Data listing
+---+

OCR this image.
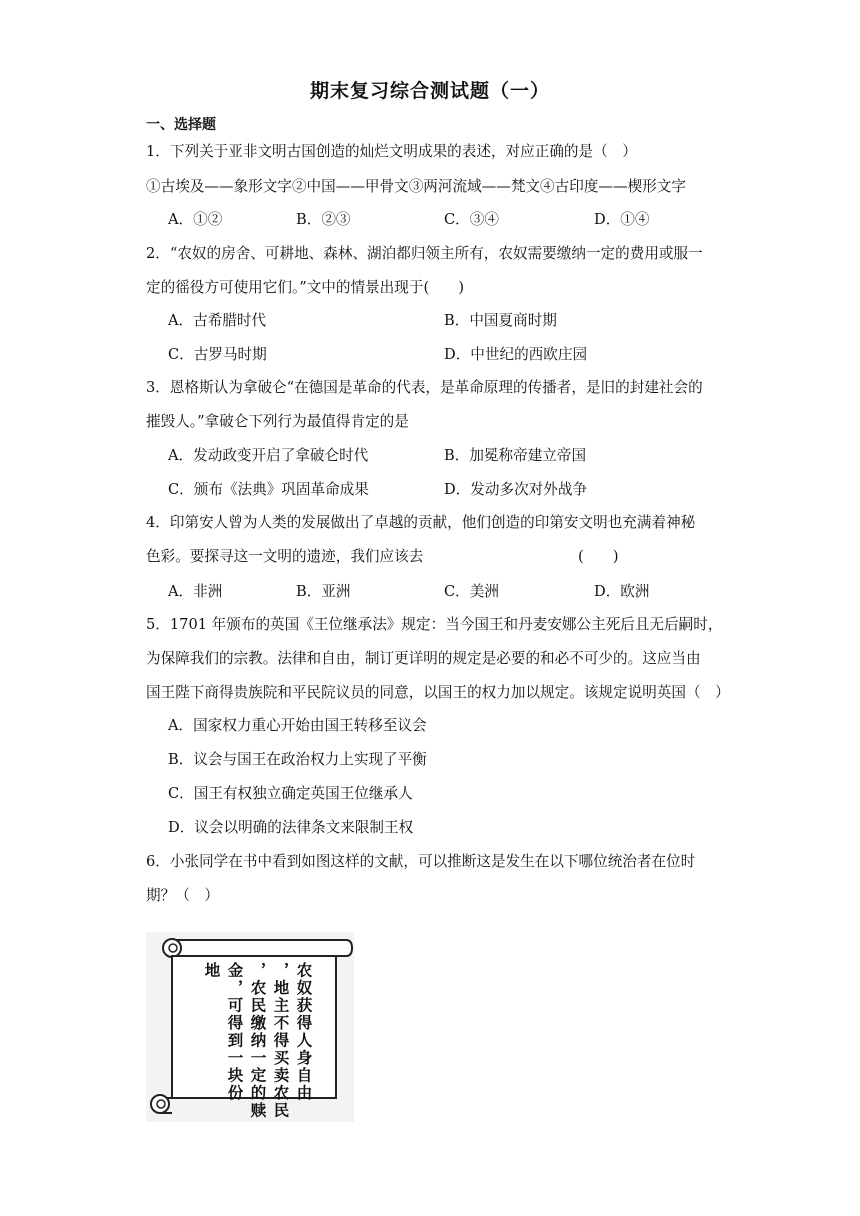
期末复习综合测试题（一）
一、选择题
1．下列关于亚非文明古国创造的灿烂文明成果的表述，对应正确的是（　）
①古埃及——象形文字②中国——甲骨文③两河流域——梵文④古印度——楔形文字
A．①②	B．②③	C．③④	D．①④
2．“农奴的房舍、可耕地、森林、湖泊都归领主所有，农奴需要缴纳一定的费用或服一
定的徭役方可使用它们。”文中的情景出现于(　　)
A．古希腊时代	B．中国夏商时期
C．古罗马时期	D．中世纪的西欧庄园
3．恩格斯认为拿破仑“在德国是革命的代表，是革命原理的传播者，是旧的封建社会的
摧毁人。”拿破仑下列行为最值得肯定的是
A．发动政变开启了拿破仑时代	B．加冕称帝建立帝国
C．颁布《法典》巩固革命成果	D．发动多次对外战争
4．印第安人曾为人类的发展做出了卓越的贡献，他们创造的印第安文明也充满着神秘
色彩。要探寻这一文明的遗迹，我们应该去	(　　)
A．非洲	B．亚洲	C．美洲	D．欧洲
5．1701 年颁布的英国《王位继承法》规定：当今国王和丹麦安娜公主死后且无后嗣时，
为保障我们的宗教。法律和自由，制订更详明的规定是必要的和必不可少的。这应当由
国王陛下商得贵族院和平民院议员的同意，以国王的权力加以规定。该规定说明英国（　）
A．国家权力重心开始由国王转移至议会
B．议会与国王在政治权力上实现了平衡
C．国王有权独立确定英国王位继承人
D．议会以明确的法律条文来限制王权
6．小张同学在书中看到如图这样的文献，可以推断这是发生在以下哪位统治者在位时
期？（　）
农奴获得人身自由
，地主不得买卖农民
，农民缴纳一定的赎
金，可得到一块份
地
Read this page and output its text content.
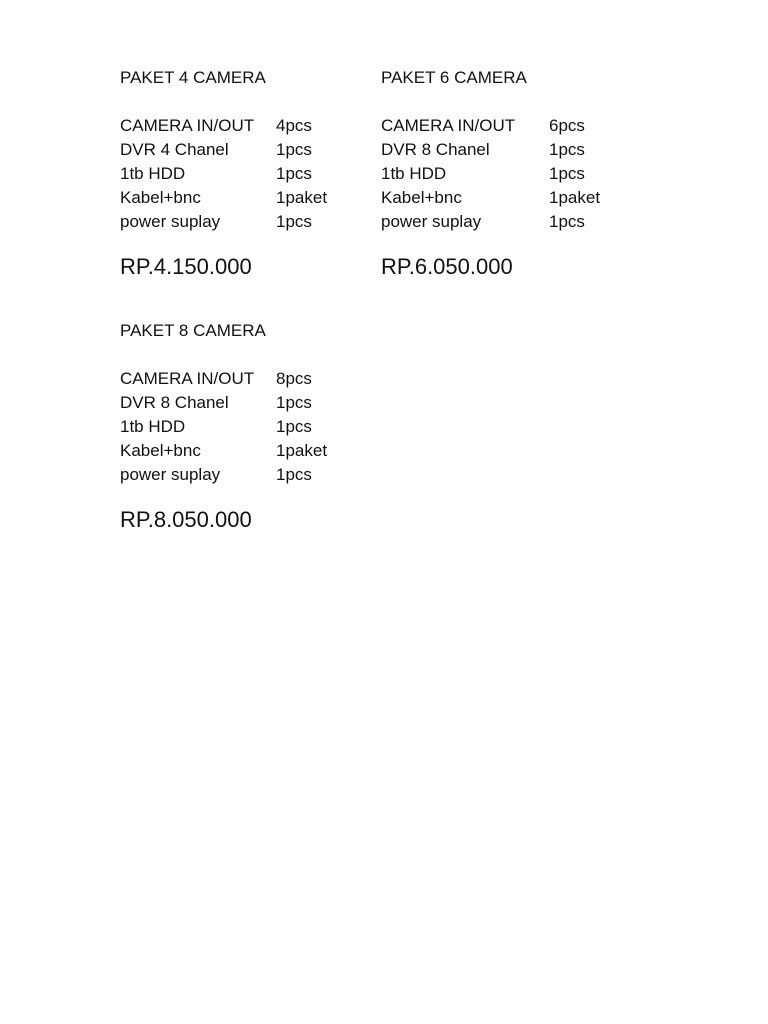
PAKET 4 CAMERA
CAMERA IN/OUT 4pcs
DVR 4 Chanel	1pcs
1tb HDD	1pcs
Kabel+bnc	1paket
power suplay	1pcs
RP.4.150.000
PAKET 6 CAMERA
CAMERA IN/OUT 6pcs
DVR 8 Chanel	1pcs
1tb HDD	1pcs
Kabel+bnc	1paket
power suplay	1pcs
RP.6.050.000
PAKET 8 CAMERA
CAMERA IN/OUT 8pcs
DVR 8 Chanel	1pcs
1tb HDD	1pcs
Kabel+bnc	1paket
power suplay	1pcs
RP.8.050.000
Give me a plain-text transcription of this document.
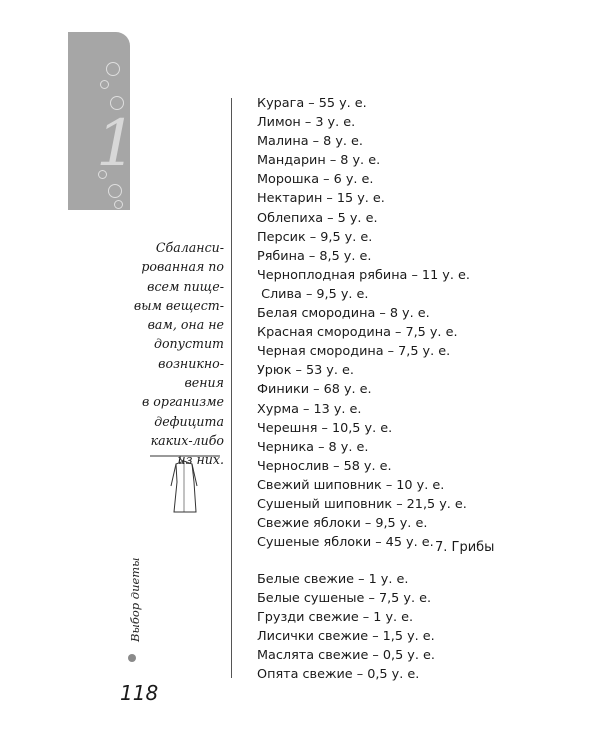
1
Сбаланси-
рованная по
всем пище-
вым вещест-
вам, она не
допустит
возникно-
вения
в организме
дефицита
каких-либо
из них.
Курага – 55 у. е.
Лимон – 3 у. е.
Малина – 8 у. е.
Мандарин – 8 у. е.
Морошка – 6 у. е.
Нектарин – 15 у. е.
Облепиха – 5 у. е.
Персик – 9,5 у. е.
Рябина – 8,5 у. е.
Черноплодная рябина – 11 у. е.
Слива – 9,5 у. е.
Белая смородина – 8 у. е.
Красная смородина – 7,5 у. е.
Черная смородина – 7,5 у. е.
Урюк – 53 у. е.
Финики – 68 у. е.
Хурма – 13 у. е.
Черешня – 10,5 у. е.
Черника – 8 у. е.
Чернослив – 58 у. е.
Свежий шиповник – 10 у. е.
Сушеный шиповник – 21,5 у. е.
Свежие яблоки – 9,5 у. е.
Сушеные яблоки – 45 у. е. 7. Грибы
Белые свежие – 1 у. е.
Белые сушеные – 7,5 у. е.
Грузди свежие – 1 у. е.
Лисички свежие – 1,5 у. е.
Маслята свежие – 0,5 у. е.
Опята свежие – 0,5 у. е.
Выбор диеты
118
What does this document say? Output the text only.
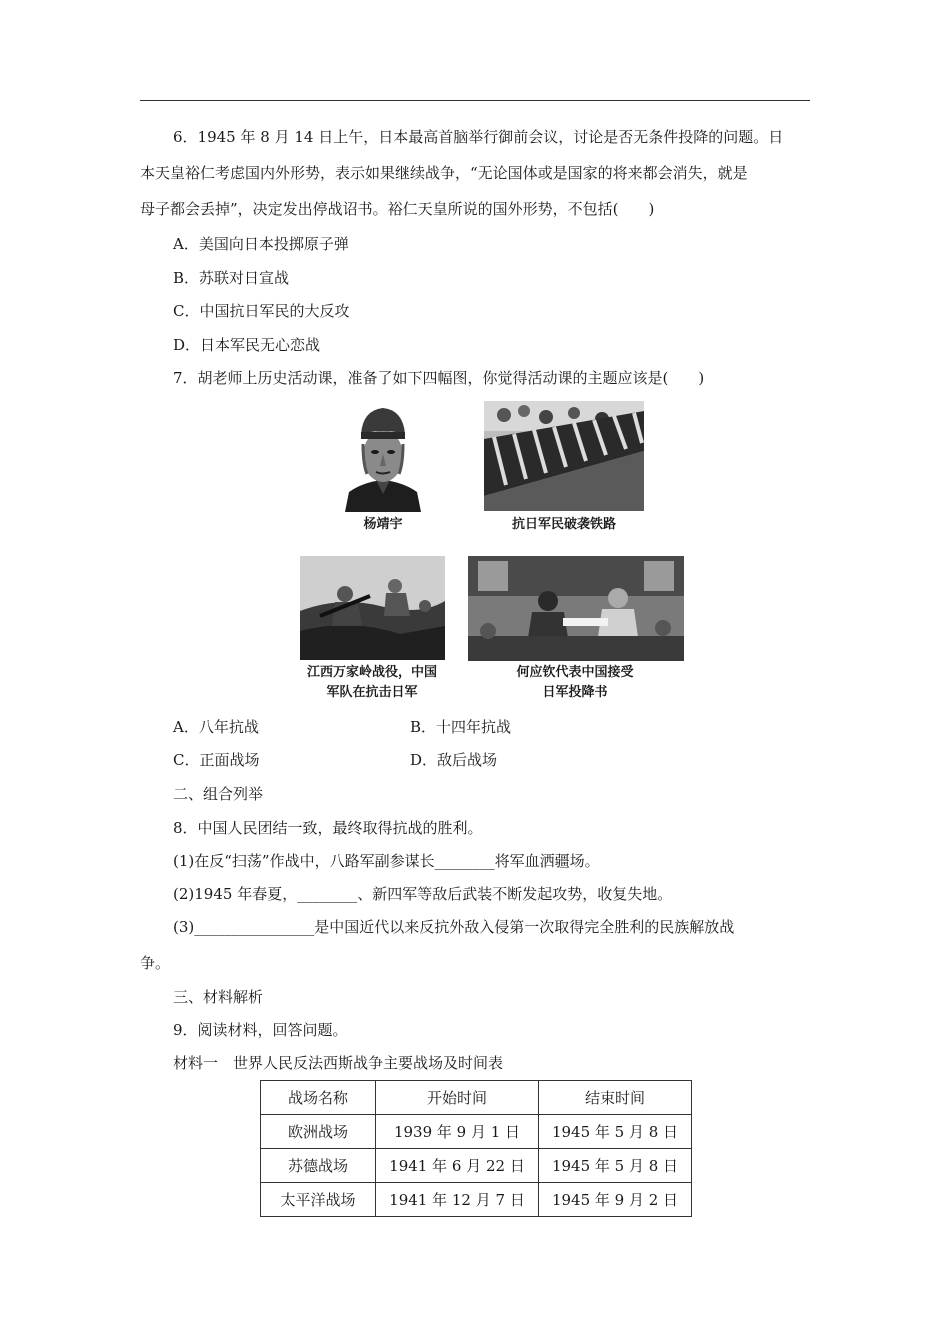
6．1945 年 8 月 14 日上午，日本最高首脑举行御前会议，讨论是否无条件投降的问题。日
本天皇裕仁考虑国内外形势，表示如果继续战争，“无论国体或是国家的将来都会消失，就是
母子都会丢掉”，决定发出停战诏书。裕仁天皇所说的国外形势，不包括(　　)
A．美国向日本投掷原子弹
B．苏联对日宣战
C．中国抗日军民的大反攻
D．日本军民无心恋战
7．胡老师上历史活动课，准备了如下四幅图，你觉得活动课的主题应该是(　　)
杨靖宇	抗日军民破袭铁路
江西万家岭战役，中国
军队在抗击日军
何应钦代表中国接受
日军投降书
A．八年抗战	B．十四年抗战
C．正面战场	D．敌后战场
二、组合列举
8．中国人民团结一致，最终取得抗战的胜利。
(1)在反“扫荡”作战中，八路军副参谋长________将军血洒疆场。
(2)1945 年春夏，________、新四军等敌后武装不断发起攻势，收复失地。
(3)________________是中国近代以来反抗外敌入侵第一次取得完全胜利的民族解放战
争。
三、材料解析
9．阅读材料，回答问题。
材料一　世界人民反法西斯战争主要战场及时间表
战场名称	开始时间	结束时间
欧洲战场	1939 年 9 月 1 日	1945 年 5 月 8 日
苏德战场	1941 年 6 月 22 日	1945 年 5 月 8 日
太平洋战场	1941 年 12 月 7 日	1945 年 9 月 2 日
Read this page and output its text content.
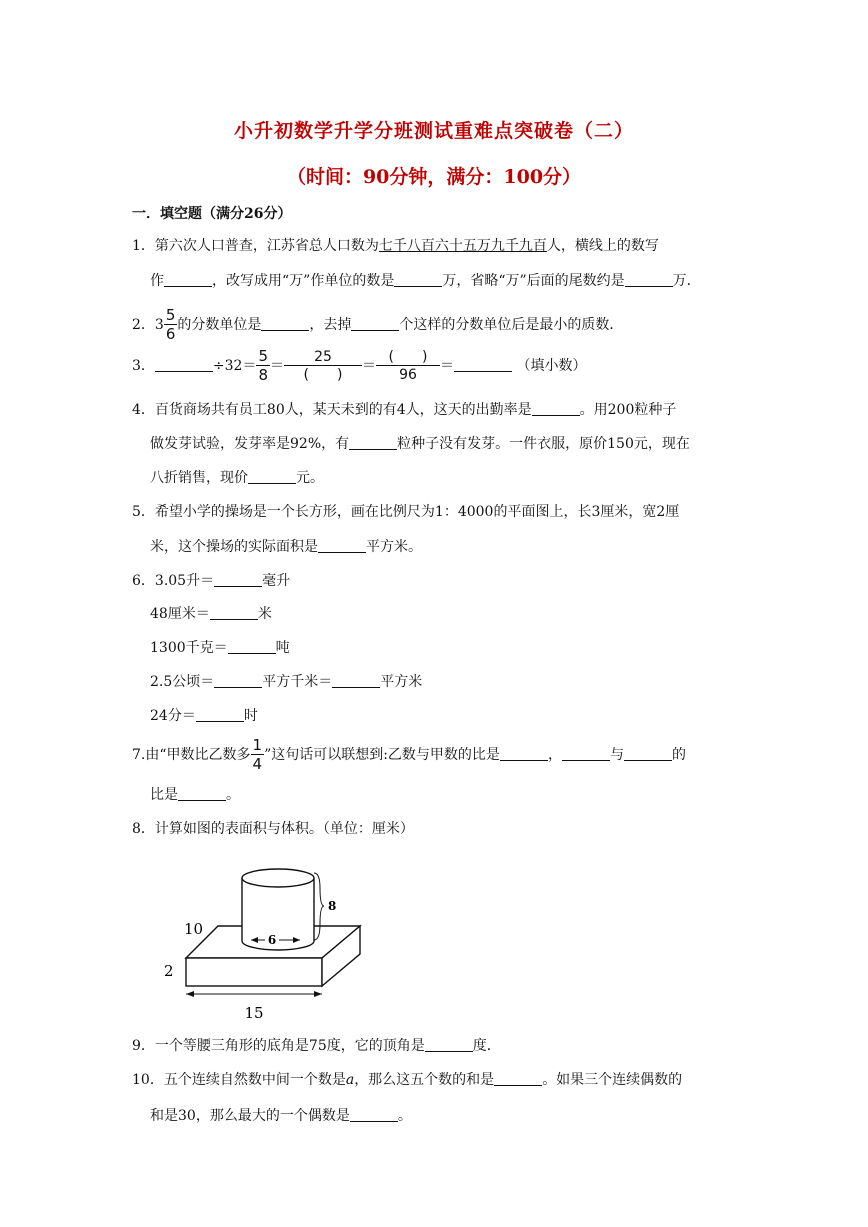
小升初数学升学分班测试重难点突破卷（二）
（时间：90分钟，满分：100分）
一．填空题（满分26分）
1．第六次人口普查，江苏省总人口数为七千八百六十五万九千九百人，横线上的数写
作	，改写成用“万”作单位的数是	万，省略“万”后面的尾数约是	万．
2．$3 \frac{5}{6}$ 的分数单位是	，去掉	个这样的分数单位后是最小的质数．
3．	$\div 32= \frac{5}{8} = \frac{25}{( )} = \frac{( )}{96}$ ＝	（填小数）
4．百货商场共有员工80人，某天未到的有4人，这天的出勤率是	。用200粒种子
做发芽试验，发芽率是92%，有	粒种子没有发芽。一件衣服，原价150元，现在
八折销售，现价	元。
5．希望小学的操场是一个长方形，画在比例尺为1：4000的平面图上，长3厘米，宽2厘
米，这个操场的实际面积是	平方米。
6．3.05升＝	毫升
48厘米＝	米
1300千克＝	吨
2.5公顷＝	平方千米＝	平方米
24分＝	时
7.由“甲数比乙数多 $\frac{1}{4}$ ”这句话可以联想到:乙数与甲数的比是	，	与	的
比是	。
8．计算如图的表面积与体积。（单位：厘米）
6
8
10
2
15
9．一个等腰三角形的底角是75度，它的顶角是	度．
10．五个连续自然数中间一个数是a，那么这五个数的和是	。如果三个连续偶数的
和是30，那么最大的一个偶数是	。
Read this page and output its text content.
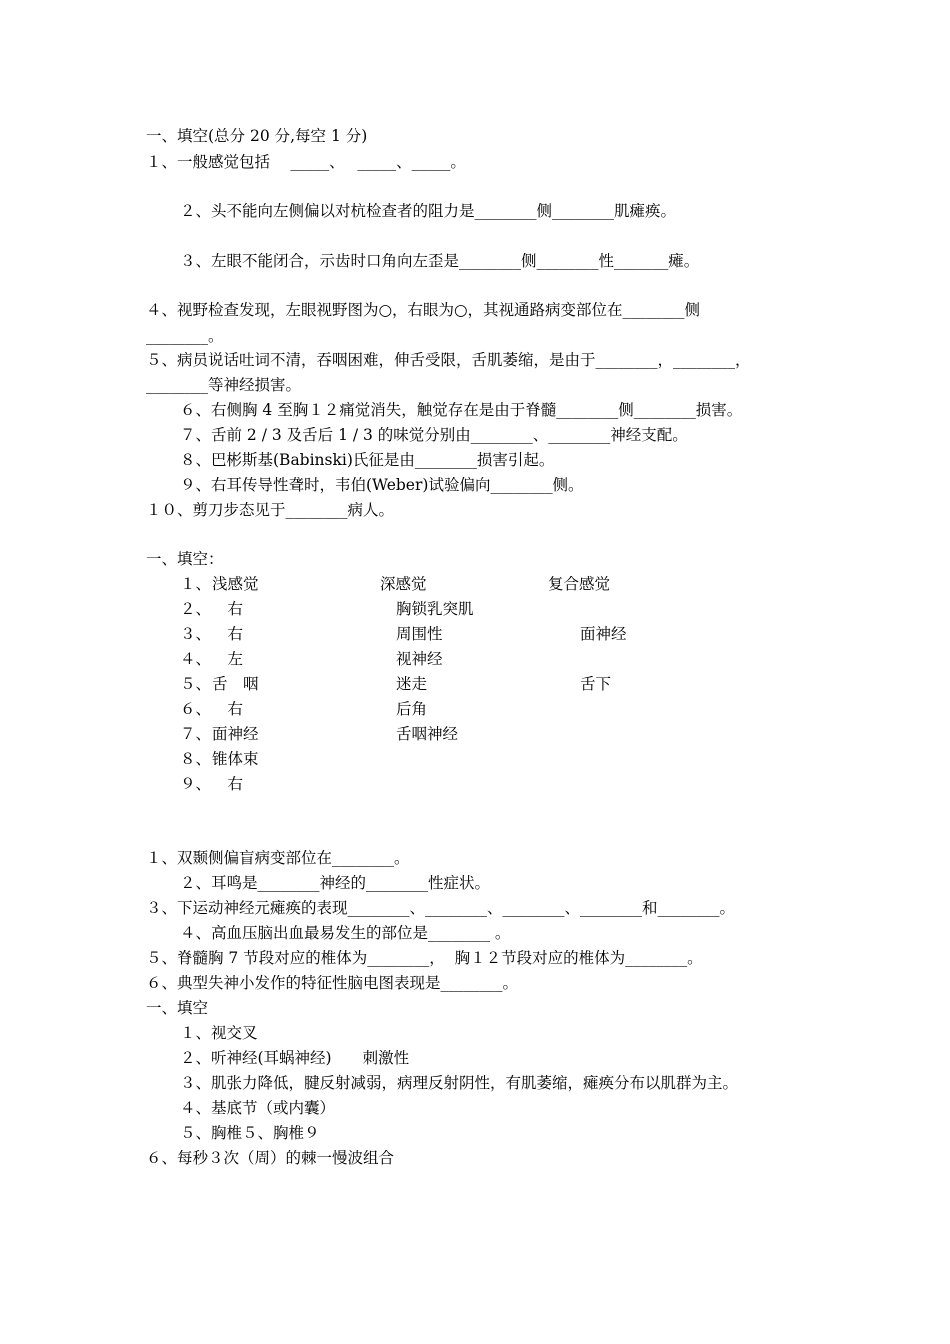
一、填空(总分 20 分,每空 1 分)
１、一般感觉包括　 _____、　 _____、_____。
２、头不能向左侧偏以对杭检查者的阻力是________侧________肌瘫痪。
３、左眼不能闭合，示齿时口角向左歪是________侧________性_______瘫。
４、视野检查发现，左眼视野图为○，右眼为○，其视通路病变部位在________侧
________。
５、病员说话吐词不清，吞咽困难，伸舌受限，舌肌萎缩，是由于________，________，
________等神经损害。
６、右侧胸 4 至胸１２痛觉消失，触觉存在是由于脊髓________侧________损害。
７、舌前 2 / 3 及舌后 1 / 3 的味觉分别由________、________神经支配。
８、巴彬斯基(Babinski)氏征是由________损害引起。
９、右耳传导性聋时，韦伯(Weber)试验偏向________侧。
１０、剪刀步态见于________病人。
一、填空：
１、 浅感觉	深感觉	复合感觉
２、 　右	胸锁乳突肌
３、 　右	周围性	面神经
４、 　左	视神经
５、 舌　咽	迷走	舌下
６、 　右	后角
７、 面神经	舌咽神经
８、 锥体束
９、 　右
１、双颞侧偏盲病变部位在________。
２、耳鸣是________神经的________性症状。
３、下运动神经元瘫痪的表现________、________、________、________和________。
４、高血压脑出血最易发生的部位是________ 。
５、脊髓胸 7 节段对应的椎体为________，  胸１２节段对应的椎体为________。
６、典型失神小发作的特征性脑电图表现是________。
一、填空
１、视交叉
２、听神经(耳蜗神经)　　刺激性
３、肌张力降低，腱反射减弱，病理反射阴性，有肌萎缩，瘫痪分布以肌群为主。
４、基底节（或内囊）
５、胸椎５、胸椎９
６、每秒３次（周）的棘一慢波组合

+---+

Objective:
From the listing above, collect each line in which the string "яблоки" appears.

Solved exercise:
Свежие яблоки – 9,5 у. е.
Сушеные яблоки – 45 у. е. 7. Грибы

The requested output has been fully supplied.